--- START OF Dataset entries ---

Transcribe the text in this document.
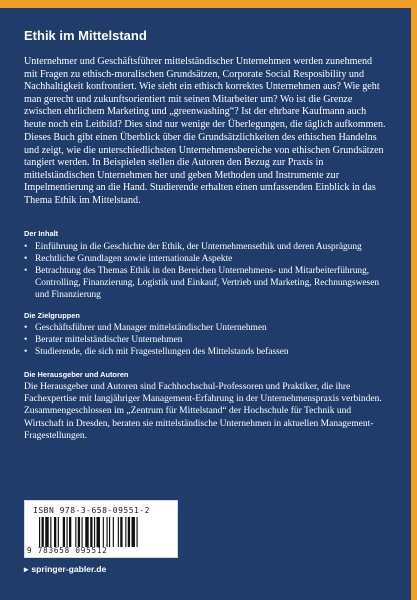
Ethik im Mittelstand

Unternehmer und Geschäftsführer mittelständischer Unternehmen werden zunehmend mit Fragen zu ethisch-moralischen Grundsätzen, Corporate Social Resposibility und Nachhaltigkeit konfrontiert. Wie sieht ein ethisch korrektes Unternehmen aus? Wie geht man gerecht und zukunftsorientiert mit seinen Mitarbeiter um? Wo ist die Grenze zwischen ehrlichem Marketing und „greenwashing“? Ist der ehrbare Kaufmann auch heute noch ein Leitbild? Dies sind nur wenige der Überlegungen, die täglich aufkommen.

Dieses Buch gibt einen Überblick über die Grundsätzlichkeiten des ethischen Handelns und zeigt, wie die unterschiedlichsten Unternehmensbereiche von ethischen Grundsätzen tangiert werden. In Beispielen stellen die Autoren den Bezug zur Praxis in mittelständischen Unternehmen her und geben Methoden und Instrumente zur Impelmentierung an die Hand. Studierende erhalten einen umfassenden Einblick in das Thema Ethik im Mittelstand.

Der Inhalt
• Einführung in die Geschichte der Ethik, der Unternehmensethik und deren Ausprägung
• Rechtliche Grundlagen sowie internationale Aspekte
• Betrachtung des Themas Ethik in den Bereichen Unternehmens- und Mitarbeiterführung, Controlling, Finanzierung, Logistik und Einkauf, Vertrieb und Marketing, Rechnungswesen und Finanzierung
Die Zielgruppen
• Geschäftsführer und Manager mittelständischer Unternehmen
• Berater mittelständischer Unternehmen
• Studierende, die sich mit Fragestellungen des Mittelstands befassen
Die Herausgeber und Autoren

Die Herausgeber und Autoren sind Fachhochschul-Professoren und Praktiker, die ihre Fachexpertise mit langjähriger Management-Erfahrung in der Unternehmenspraxis verbinden. Zusammengeschlossen im „Zentrum für Mittelstand“ der Hochschule für Technik und Wirtschaft in Dresden, beraten sie mittelständische Unternehmen in aktuellen Management-Fragestellungen.

ISBN 978-3-658-09551-2
9 783658 095512
▸ springer-gabler.de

--- END OF Dataset entries ---

■ What to produce: Print all of the entries word for word. Omit the pictures they contain.

■ The solution:
Transcribe the text in this document.
Ethik im Mittelstand

Unternehmer und Geschäftsführer mittelständischer Unternehmen werden zunehmend mit Fragen zu ethisch-moralischen Grundsätzen, Corporate Social Resposibility und Nachhaltigkeit konfrontiert. Wie sieht ein ethisch korrektes Unternehmen aus? Wie geht man gerecht und zukunftsorientiert mit seinen Mitarbeiter um? Wo ist die Grenze zwischen ehrlichem Marketing und „greenwashing“? Ist der ehrbare Kaufmann auch heute noch ein Leitbild? Dies sind nur wenige der Überlegungen, die täglich aufkommen.

Dieses Buch gibt einen Überblick über die Grundsätzlichkeiten des ethischen Handelns und zeigt, wie die unterschiedlichsten Unternehmensbereiche von ethischen Grundsätzen tangiert werden. In Beispielen stellen die Autoren den Bezug zur Praxis in mittelständischen Unternehmen her und geben Methoden und Instrumente zur Impelmentierung an die Hand. Studierende erhalten einen umfassenden Einblick in das Thema Ethik im Mittelstand.

Der Inhalt
• Einführung in die Geschichte der Ethik, der Unternehmensethik und deren Ausprägung
• Rechtliche Grundlagen sowie internationale Aspekte
• Betrachtung des Themas Ethik in den Bereichen Unternehmens- und Mitarbeiterführung, Controlling, Finanzierung, Logistik und Einkauf, Vertrieb und Marketing, Rechnungswesen und Finanzierung
Die Zielgruppen
• Geschäftsführer und Manager mittelständischer Unternehmen
• Berater mittelständischer Unternehmen
• Studierende, die sich mit Fragestellungen des Mittelstands befassen
Die Herausgeber und Autoren

Die Herausgeber und Autoren sind Fachhochschul-Professoren und Praktiker, die ihre Fachexpertise mit langjähriger Management-Erfahrung in der Unternehmenspraxis verbinden. Zusammengeschlossen im „Zentrum für Mittelstand“ der Hochschule für Technik und Wirtschaft in Dresden, beraten sie mittelständische Unternehmen in aktuellen Management-Fragestellungen.

ISBN 978-3-658-09551-2
9 783658 095512
▸ springer-gabler.de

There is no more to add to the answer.